● **Task list**
[A] Answer these from the text on Apple's standing in technology:
(i) Which company is Apple on course to pass in personal computer shipments next year?
(ii) Which three platforms does the text say failed, making Apple more unique?
(iii) What does the Galaxy Nexus need to match the smooth graphics interface performance of the iPhone 3GS?
[B] Write the next part of the text on Apple's standing in technology, picking up after its last sentence.

On page 2 of 2: He with the gold makes the rules, Simplicity shift



He with the gold makes the rules



Over the next decade, Apple will continue to lead the development of web standards and incrementally share and incorporate core OS technologies with the greater Unix community, very likely on a faster pace than it has previously, simply because it now has a very different position in the technology world that it had ten or even five years ago. Apple will continue to gain stature in pushing the direction of operating system and software development technology, in large part because it is now building the most hardware and earning the most profits.



The company is on course to pass HP in personal computer shipments next year, but it also now has a smartphone and personal music player business that leads Nokia, Samsung or Sony, forcing market research groups to divide Apple's sales into segments so they can be compared in unflattering ways against dissimilar sales of products (the entire mobile market), groups of manufacturers sharing a common element (such as the Android "platform") or mass shipments of products that are not profitable nor sustainable (HP's abandoned TouchPad or Amazon's loss leader Kindle Fire).



Beyond unit sales, Apple also earns far more in revenues and profits than any of the various hardware makers it competes with in device sales. Additionally, Apple is one of the few companies that develops its own software platforms, giving it a unique ability to chart its own future and differentiate its products. The failure of HP's Palm webOS, Nokia's Symbian and RIM's Blackberry are only making Apple more unique in that regard. Conversely, the overall failure of Windows Phone 7 and the fractionalization issues (and pure lack of profit) affecting Android licensees are highlighting the advantages of owning one's own platform (the very reason Nokia, HP and RIM distanced themselves from adopting Android last year).







The future of Mac OS X and its mobile iOS sibling will harness new directions in technology: principally, computers that no longer rely on just faster GHz clocks but can take full advantage of multiple cores and multiple types of cores. Apple's advantage in mobile devices is already evident in the fact that, for example, Android devices like the latest Galaxy Nexus require 1.2 GHz, dual core processors with multiple CPU cores and twice the RAM to match the smooth graphics interface performance of the nearly three year old iPhone 3GS. Windows devices similarly require hotter chips and more RAM just to approximate the functionality of the far less expensive hardware of the iPad, a reality that has forced Microsoft to begin porting portions of its platform to run on more efficient ARM chips.

[Saved data entries]
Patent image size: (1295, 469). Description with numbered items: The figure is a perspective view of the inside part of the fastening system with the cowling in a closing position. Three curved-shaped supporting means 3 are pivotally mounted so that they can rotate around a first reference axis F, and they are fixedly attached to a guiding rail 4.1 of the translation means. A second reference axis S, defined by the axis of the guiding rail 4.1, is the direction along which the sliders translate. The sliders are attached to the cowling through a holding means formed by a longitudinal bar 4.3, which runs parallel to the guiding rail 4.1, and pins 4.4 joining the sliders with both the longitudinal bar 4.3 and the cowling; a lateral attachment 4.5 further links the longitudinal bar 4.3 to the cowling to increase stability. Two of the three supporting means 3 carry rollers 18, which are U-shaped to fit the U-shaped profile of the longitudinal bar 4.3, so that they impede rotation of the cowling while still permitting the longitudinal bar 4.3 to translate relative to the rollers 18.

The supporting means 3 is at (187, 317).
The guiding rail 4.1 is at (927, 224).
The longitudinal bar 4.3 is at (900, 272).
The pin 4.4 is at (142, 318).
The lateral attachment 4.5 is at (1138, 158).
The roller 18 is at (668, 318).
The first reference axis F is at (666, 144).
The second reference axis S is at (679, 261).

● **Set of answers**
[A]
(i) HP.
(ii) HP's Palm webOS, Nokia's Symbian and RIM's Blackberry.
(iii) 1.2 GHz, dual core processors with multiple CPU cores and twice the RAM.

[B]
Simplicity shift



Apple will also continue its efforts to simplify away complexities in the computing world such as the conventional file system, replacing it with cloud-coordinated, secured documents that update intelligently across devices without requiring manual intervention by users. The App Store, iCloud, Internet Recovery, and iTunes Match have already revolutionized how software and content is distributed and stored, increasing erasing the necessity of physical media, which will in turn allow computing devices to become increasingly mobile.







And while Apple revolutionized the computing user interface over the last decade with multitouch gestures, winning an ideological battle against devices driven by primarily by physical keyboards and buttons, Apple's Siri promises to lead a new charge in pushing voice as a natural user interface, something that's even more intuitive than mousing or tapping, and for many people, more accessible.



Although Apple began the last decade by branching out into general purpose devices with the then new iPod (something that subsequently quickly overtook the Mac in sales volumes), it closed the decade with the vast majority of its unit sales (including half of its iPods) being driven by iOS, the mobile edition of Mac OS X.



Going forward, Apple is expected to venture into new markets with its operating system and development tools, increasing its presence in the living room on HTDVs and likely pushing further into the casual gaming market the iPod touch reinvented.